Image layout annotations
● ● ● ● ●
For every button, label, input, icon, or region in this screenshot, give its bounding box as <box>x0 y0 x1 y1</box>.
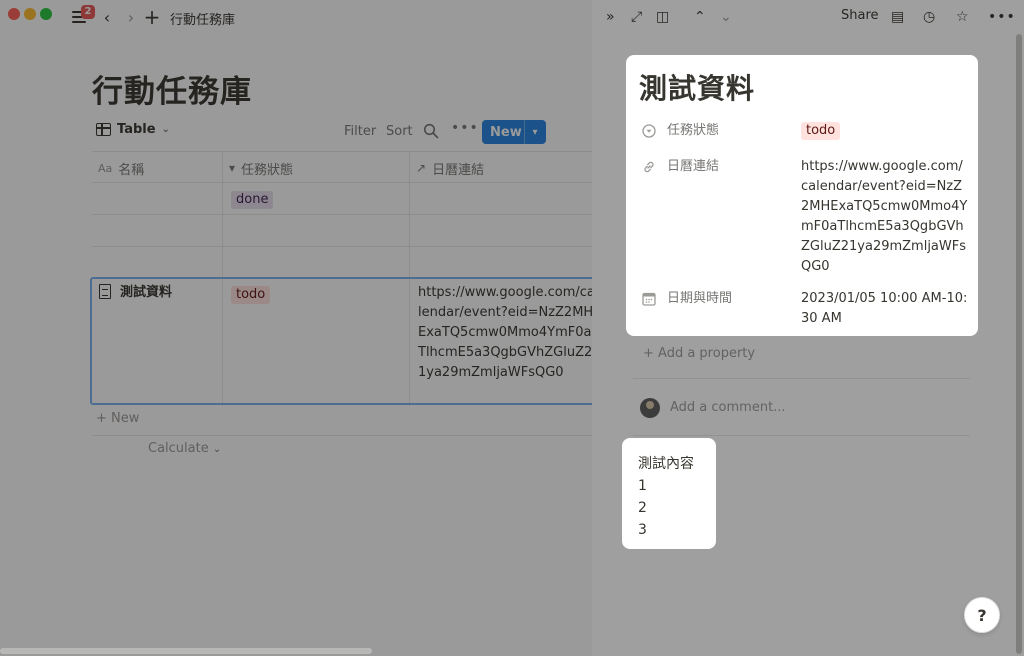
property-value[interactable]: todo <box>801 121 969 141</box>
link-icon <box>644 161 654 173</box>
property-row-calendar-link[interactable]: 日曆連結 https://www.google.com/calendar/eve… <box>640 157 970 277</box>
content-block[interactable]: 2 <box>638 497 647 519</box>
dim-overlay <box>0 0 592 656</box>
property-value[interactable]: https://www.google.com/calendar/event?ei… <box>801 157 969 277</box>
property-name: 日期與時間 <box>667 291 733 306</box>
property-name: 日曆連結 <box>667 159 720 174</box>
page-content-card: 測試內容 1 2 3 <box>622 438 716 549</box>
property-row-datetime[interactable]: 日期與時間 2023/01/05 10:00 AM-10:30 AM <box>640 289 970 329</box>
content-block[interactable]: 測試內容 <box>638 453 694 475</box>
database-page: 2 ‹ › + 行動任務庫 行動任務庫 Table ⌄ Filter Sort … <box>0 0 592 656</box>
property-row-status[interactable]: 任務狀態 todo <box>640 121 970 141</box>
status-property-icon <box>642 124 656 138</box>
content-block[interactable]: 3 <box>638 519 647 541</box>
help-button[interactable]: ? <box>964 597 1000 633</box>
horizontal-scrollbar[interactable] <box>0 648 372 654</box>
status-tag[interactable]: todo <box>801 122 841 140</box>
content-block[interactable]: 1 <box>638 475 647 497</box>
property-name: 任務狀態 <box>667 123 720 138</box>
page-properties-card: 測試資料 任務狀態 todo 日曆連結 https://www.google.c… <box>626 55 978 336</box>
page-title[interactable]: 測試資料 <box>639 67 755 107</box>
calendar-icon <box>642 292 656 306</box>
property-value[interactable]: 2023/01/05 10:00 AM-10:30 AM <box>801 289 969 329</box>
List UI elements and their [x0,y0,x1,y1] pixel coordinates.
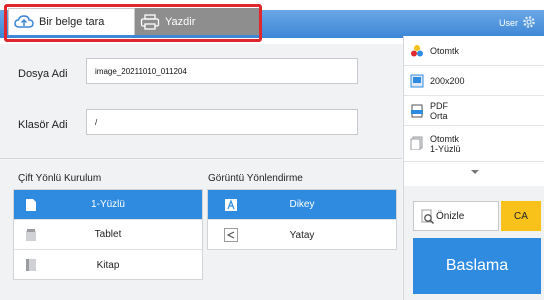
summary-color-mode[interactable]: Otomtk [404,36,544,66]
orientation-option-landscape[interactable]: Yatay [208,220,396,250]
preview-button[interactable]: Önizle [413,201,499,231]
file-name-label: Dosya Adi [18,68,68,80]
duplex-option-label: Tablet [94,229,122,240]
orientation-title: Görüntü Yönlendirme [208,173,303,184]
scan-app: Bir belge tara Yazdir User Dosya Adi ima… [0,0,544,300]
summary-label: PDF Orta [430,100,448,121]
summary-original-size[interactable]: Otomtk 1-Yüzlü [404,126,544,162]
resolution-icon [410,74,424,88]
duplex-option-book[interactable]: Kitap [14,250,202,280]
duplex-option-label: 1-Yüzlü [91,199,125,210]
magnifier-icon [421,209,435,228]
original-size-icon [410,136,424,151]
options-panel: Çift Yönlü Kurulum 1-Yüzlü Tablet Kitap [0,160,402,300]
start-label: Baslama [445,257,509,274]
folder-name-label: Klasör Adi [18,119,68,131]
duplex-option-single[interactable]: 1-Yüzlü [14,190,202,220]
clear-all-label: CA [514,210,528,222]
duplex-title: Çift Yönlü Kurulum [18,173,102,184]
orientation-option-label: Yatay [289,229,315,241]
duplex-option-tablet[interactable]: Tablet [14,220,202,250]
gear-icon[interactable] [522,15,536,29]
orientation-options: Dikey Yatay [207,189,397,250]
summary-resolution[interactable]: 200x200 [404,66,544,96]
folder-name-field[interactable]: / [86,109,358,135]
clear-all-button[interactable]: CA [501,201,541,231]
chevron-down-icon [470,162,480,180]
summary-label: Otomtk 1-Yüzlü [430,133,461,154]
active-tabs-highlight-frame [4,4,262,42]
summary-label: 200x200 [430,75,465,86]
summary-expand-button[interactable] [404,162,544,180]
action-panel: Önizle CA Baslama [403,186,544,300]
user-label[interactable]: User [499,18,518,28]
preview-label: Önizle [436,210,465,222]
color-mode-icon [410,44,424,58]
duplex-options: 1-Yüzlü Tablet Kitap [13,189,203,280]
start-button[interactable]: Baslama [413,238,541,294]
orientation-option-label: Dikey [289,199,315,210]
summary-file-format[interactable]: PDF Orta [404,96,544,126]
settings-summary: Otomtk 200x200 PDF Orta Otomtk 1-Yüzlü [403,36,544,186]
orientation-option-portrait[interactable]: Dikey [208,190,396,220]
file-format-icon [410,104,424,118]
duplex-option-label: Kitap [96,259,120,271]
file-name-field[interactable]: image_20211010_011204 [86,58,358,84]
summary-label: Otomtk [430,45,460,56]
file-settings-panel: Dosya Adi image_20211010_011204 Klasör A… [0,44,402,159]
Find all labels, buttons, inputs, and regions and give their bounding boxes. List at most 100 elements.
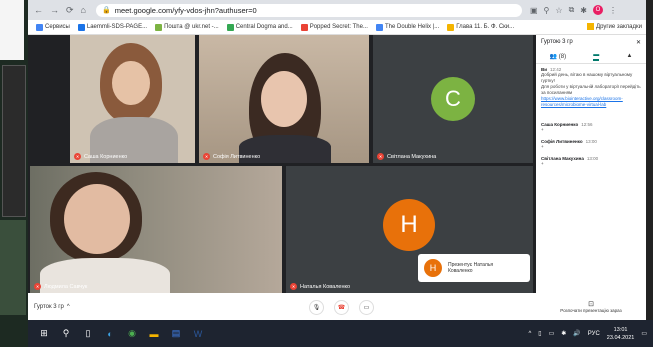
● ● ● ● ●
The task :: Reproduce every one of these records line for line, without the pictures.

Task answer ::
For every button, label, input, icon, or region in this screenshot, give its bounding box as <box>x0 y0 x1 y1</box>.
property-value[interactable]: todo <box>801 121 969 141</box>
link-icon <box>644 161 654 173</box>
property-row-calendar-link[interactable]: 日曆連結 https://www.google.com/calendar/eve… <box>640 157 970 277</box>
content-block[interactable]: 2 <box>638 497 647 519</box>
dim-overlay <box>0 0 592 656</box>
property-value[interactable]: https://www.google.com/calendar/event?ei… <box>801 157 969 277</box>
property-name: 日期與時間 <box>667 291 733 306</box>
property-name: 日曆連結 <box>667 159 720 174</box>
page-content-card: 測試內容 1 2 3 <box>622 438 716 549</box>
property-row-datetime[interactable]: 日期與時間 2023/01/05 10:00 AM-10:30 AM <box>640 289 970 329</box>
content-block[interactable]: 測試內容 <box>638 453 694 475</box>
database-page: 2 ‹ › + 行動任務庫 行動任務庫 Table ⌄ Filter Sort … <box>0 0 592 656</box>
property-row-status[interactable]: 任務狀態 todo <box>640 121 970 141</box>
status-property-icon <box>642 124 656 138</box>
content-block[interactable]: 3 <box>638 519 647 541</box>
help-button[interactable]: ? <box>964 597 1000 633</box>
horizontal-scrollbar[interactable] <box>0 648 372 654</box>
status-tag[interactable]: todo <box>801 122 841 140</box>
content-block[interactable]: 1 <box>638 475 647 497</box>
property-name: 任務狀態 <box>667 123 720 138</box>
page-properties-card: 測試資料 任務狀態 todo 日曆連結 https://www.google.c… <box>626 55 978 336</box>
page-title[interactable]: 測試資料 <box>639 67 755 107</box>
calendar-icon <box>642 292 656 306</box>
property-value[interactable]: 2023/01/05 10:00 AM-10:30 AM <box>801 289 969 329</box>
List UI elements and their [x0,y0,x1,y1] pixel coordinates.
summary-color-mode[interactable]: Otomtk [404,36,544,66]
orientation-option-landscape[interactable]: Yatay [208,220,396,250]
preview-button[interactable]: Önizle [413,201,499,231]
file-name-label: Dosya Adi [18,68,68,80]
duplex-option-label: Tablet [94,229,122,240]
orientation-title: Görüntü Yönlendirme [208,173,303,184]
scan-app: Bir belge tara Yazdir User Dosya Adi ima… [0,0,544,300]
summary-label: PDF Orta [430,100,448,121]
summary-original-size[interactable]: Otomtk 1-Yüzlü [404,126,544,162]
resolution-icon [410,74,424,88]
duplex-option-book[interactable]: Kitap [14,250,202,280]
duplex-option-label: 1-Yüzlü [91,199,125,210]
magnifier-icon [421,209,435,228]
original-size-icon [410,136,424,151]
options-panel: Çift Yönlü Kurulum 1-Yüzlü Tablet Kitap [0,160,402,300]
start-label: Baslama [445,257,509,274]
folder-name-label: Klasör Adi [18,119,68,131]
duplex-option-single[interactable]: 1-Yüzlü [14,190,202,220]
clear-all-label: CA [514,210,528,222]
duplex-title: Çift Yönlü Kurulum [18,173,102,184]
orientation-option-label: Yatay [289,229,315,241]
duplex-option-tablet[interactable]: Tablet [14,220,202,250]
gear-icon[interactable] [522,15,536,29]
orientation-options: Dikey Yatay [207,189,397,250]
summary-resolution[interactable]: 200x200 [404,66,544,96]
folder-name-field[interactable]: / [86,109,358,135]
clear-all-button[interactable]: CA [501,201,541,231]
chevron-down-icon [470,162,480,180]
summary-label: Otomtk 1-Yüzlü [430,133,461,154]
active-tabs-highlight-frame [4,4,262,42]
summary-label: 200x200 [430,75,465,86]
summary-expand-button[interactable] [404,162,544,180]
action-panel: Önizle CA Baslama [403,186,544,300]
user-label[interactable]: User [499,18,518,28]
preview-label: Önizle [436,210,465,222]
color-mode-icon [410,44,424,58]
duplex-options: 1-Yüzlü Tablet Kitap [13,189,203,280]
start-button[interactable]: Baslama [413,238,541,294]
orientation-option-label: Dikey [289,199,315,210]
summary-file-format[interactable]: PDF Orta [404,96,544,126]
settings-summary: Otomtk 200x200 PDF Orta Otomtk 1-Yüzlü [403,36,544,186]
orientation-option-portrait[interactable]: Dikey [208,190,396,220]
file-format-icon [410,104,424,118]
duplex-option-label: Kitap [96,259,120,271]
file-name-field[interactable]: image_20211010_011204 [86,58,358,84]
summary-label: Otomtk [430,45,460,56]
file-settings-panel: Dosya Adi image_20211010_011204 Klasör A… [0,44,402,159]
Find all labels, buttons, inputs, and regions and give their bounding boxes. List at most 100 elements.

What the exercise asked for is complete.